### STATED GOAL
Repeat the whole listing exactly as written.

** Start RECORDED INFORMATION **

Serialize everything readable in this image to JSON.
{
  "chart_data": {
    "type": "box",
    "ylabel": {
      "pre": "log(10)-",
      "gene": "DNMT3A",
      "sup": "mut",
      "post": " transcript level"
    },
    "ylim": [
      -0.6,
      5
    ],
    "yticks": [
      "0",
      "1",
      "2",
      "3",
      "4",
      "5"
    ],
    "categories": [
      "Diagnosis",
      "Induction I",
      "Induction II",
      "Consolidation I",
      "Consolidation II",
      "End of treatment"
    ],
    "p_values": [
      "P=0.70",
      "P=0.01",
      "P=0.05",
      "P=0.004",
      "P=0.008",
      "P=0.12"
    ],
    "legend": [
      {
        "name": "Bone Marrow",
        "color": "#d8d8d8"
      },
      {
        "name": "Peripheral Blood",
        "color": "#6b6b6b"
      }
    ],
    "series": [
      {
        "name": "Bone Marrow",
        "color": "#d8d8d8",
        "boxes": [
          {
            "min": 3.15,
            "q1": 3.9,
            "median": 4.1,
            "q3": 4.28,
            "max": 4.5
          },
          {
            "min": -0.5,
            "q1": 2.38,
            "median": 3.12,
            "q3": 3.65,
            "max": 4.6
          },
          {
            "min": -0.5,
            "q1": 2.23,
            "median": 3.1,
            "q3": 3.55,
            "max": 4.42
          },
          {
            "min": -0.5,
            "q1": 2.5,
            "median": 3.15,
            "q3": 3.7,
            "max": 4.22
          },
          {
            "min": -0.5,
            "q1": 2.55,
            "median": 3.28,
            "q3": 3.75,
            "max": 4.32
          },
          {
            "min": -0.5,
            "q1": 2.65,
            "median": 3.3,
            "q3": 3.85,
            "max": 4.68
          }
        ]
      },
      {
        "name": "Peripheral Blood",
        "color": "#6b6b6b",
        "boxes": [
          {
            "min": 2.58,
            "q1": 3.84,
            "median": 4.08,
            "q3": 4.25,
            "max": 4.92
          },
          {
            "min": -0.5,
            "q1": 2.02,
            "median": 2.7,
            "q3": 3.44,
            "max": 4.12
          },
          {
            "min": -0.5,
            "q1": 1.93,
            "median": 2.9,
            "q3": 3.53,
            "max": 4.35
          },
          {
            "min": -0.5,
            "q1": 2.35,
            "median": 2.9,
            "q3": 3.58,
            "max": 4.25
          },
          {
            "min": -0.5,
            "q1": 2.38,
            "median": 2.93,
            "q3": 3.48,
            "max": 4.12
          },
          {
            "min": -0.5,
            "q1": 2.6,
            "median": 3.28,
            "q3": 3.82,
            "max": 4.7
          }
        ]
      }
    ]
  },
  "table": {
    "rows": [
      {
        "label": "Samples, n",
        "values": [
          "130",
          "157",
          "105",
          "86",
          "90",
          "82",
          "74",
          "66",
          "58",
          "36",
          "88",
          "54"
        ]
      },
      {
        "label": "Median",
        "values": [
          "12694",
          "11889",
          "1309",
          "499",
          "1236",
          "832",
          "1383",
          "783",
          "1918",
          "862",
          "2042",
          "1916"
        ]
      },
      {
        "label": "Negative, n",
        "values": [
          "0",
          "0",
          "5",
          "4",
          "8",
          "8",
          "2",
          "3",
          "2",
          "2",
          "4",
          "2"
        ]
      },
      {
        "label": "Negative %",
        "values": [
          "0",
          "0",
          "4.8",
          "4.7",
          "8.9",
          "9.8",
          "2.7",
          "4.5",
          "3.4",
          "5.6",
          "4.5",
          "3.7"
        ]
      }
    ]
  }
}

** End RECORDED INFORMATION **

### ANSWER FOR THIS EXERCISE
Serialize everything readable in this image to JSON.
{
  "chart_data": {
    "type": "box",
    "ylabel": {
      "pre": "log(10)-",
      "gene": "DNMT3A",
      "sup": "mut",
      "post": " transcript level"
    },
    "ylim": [
      -0.6,
      5
    ],
    "yticks": [
      "0",
      "1",
      "2",
      "3",
      "4",
      "5"
    ],
    "categories": [
      "Diagnosis",
      "Induction I",
      "Induction II",
      "Consolidation I",
      "Consolidation II",
      "End of treatment"
    ],
    "p_values": [
      "P=0.70",
      "P=0.01",
      "P=0.05",
      "P=0.004",
      "P=0.008",
      "P=0.12"
    ],
    "legend": [
      {
        "name": "Bone Marrow",
        "color": "#d8d8d8"
      },
      {
        "name": "Peripheral Blood",
        "color": "#6b6b6b"
      }
    ],
    "series": [
      {
        "name": "Bone Marrow",
        "color": "#d8d8d8",
        "boxes": [
          {
            "min": 3.15,
            "q1": 3.9,
            "median": 4.1,
            "q3": 4.28,
            "max": 4.5
          },
          {
            "min": -0.5,
            "q1": 2.38,
            "median": 3.12,
            "q3": 3.65,
            "max": 4.6
          },
          {
            "min": -0.5,
            "q1": 2.23,
            "median": 3.1,
            "q3": 3.55,
            "max": 4.42
          },
          {
            "min": -0.5,
            "q1": 2.5,
            "median": 3.15,
            "q3": 3.7,
            "max": 4.22
          },
          {
            "min": -0.5,
            "q1": 2.55,
            "median": 3.28,
            "q3": 3.75,
            "max": 4.32
          },
          {
            "min": -0.5,
            "q1": 2.65,
            "median": 3.3,
            "q3": 3.85,
            "max": 4.68
          }
        ]
      },
      {
        "name": "Peripheral Blood",
        "color": "#6b6b6b",
        "boxes": [
          {
            "min": 2.58,
            "q1": 3.84,
            "median": 4.08,
            "q3": 4.25,
            "max": 4.92
          },
          {
            "min": -0.5,
            "q1": 2.02,
            "median": 2.7,
            "q3": 3.44,
            "max": 4.12
          },
          {
            "min": -0.5,
            "q1": 1.93,
            "median": 2.9,
            "q3": 3.53,
            "max": 4.35
          },
          {
            "min": -0.5,
            "q1": 2.35,
            "median": 2.9,
            "q3": 3.58,
            "max": 4.25
          },
          {
            "min": -0.5,
            "q1": 2.38,
            "median": 2.93,
            "q3": 3.48,
            "max": 4.12
          },
          {
            "min": -0.5,
            "q1": 2.6,
            "median": 3.28,
            "q3": 3.82,
            "max": 4.7
          }
        ]
      }
    ]
  },
  "table": {
    "rows": [
      {
        "label": "Samples, n",
        "values": [
          "130",
          "157",
          "105",
          "86",
          "90",
          "82",
          "74",
          "66",
          "58",
          "36",
          "88",
          "54"
        ]
      },
      {
        "label": "Median",
        "values": [
          "12694",
          "11889",
          "1309",
          "499",
          "1236",
          "832",
          "1383",
          "783",
          "1918",
          "862",
          "2042",
          "1916"
        ]
      },
      {
        "label": "Negative, n",
        "values": [
          "0",
          "0",
          "5",
          "4",
          "8",
          "8",
          "2",
          "3",
          "2",
          "2",
          "4",
          "2"
        ]
      },
      {
        "label": "Negative %",
        "values": [
          "0",
          "0",
          "4.8",
          "4.7",
          "8.9",
          "9.8",
          "2.7",
          "4.5",
          "3.4",
          "5.6",
          "4.5",
          "3.7"
        ]
      }
    ]
  }
}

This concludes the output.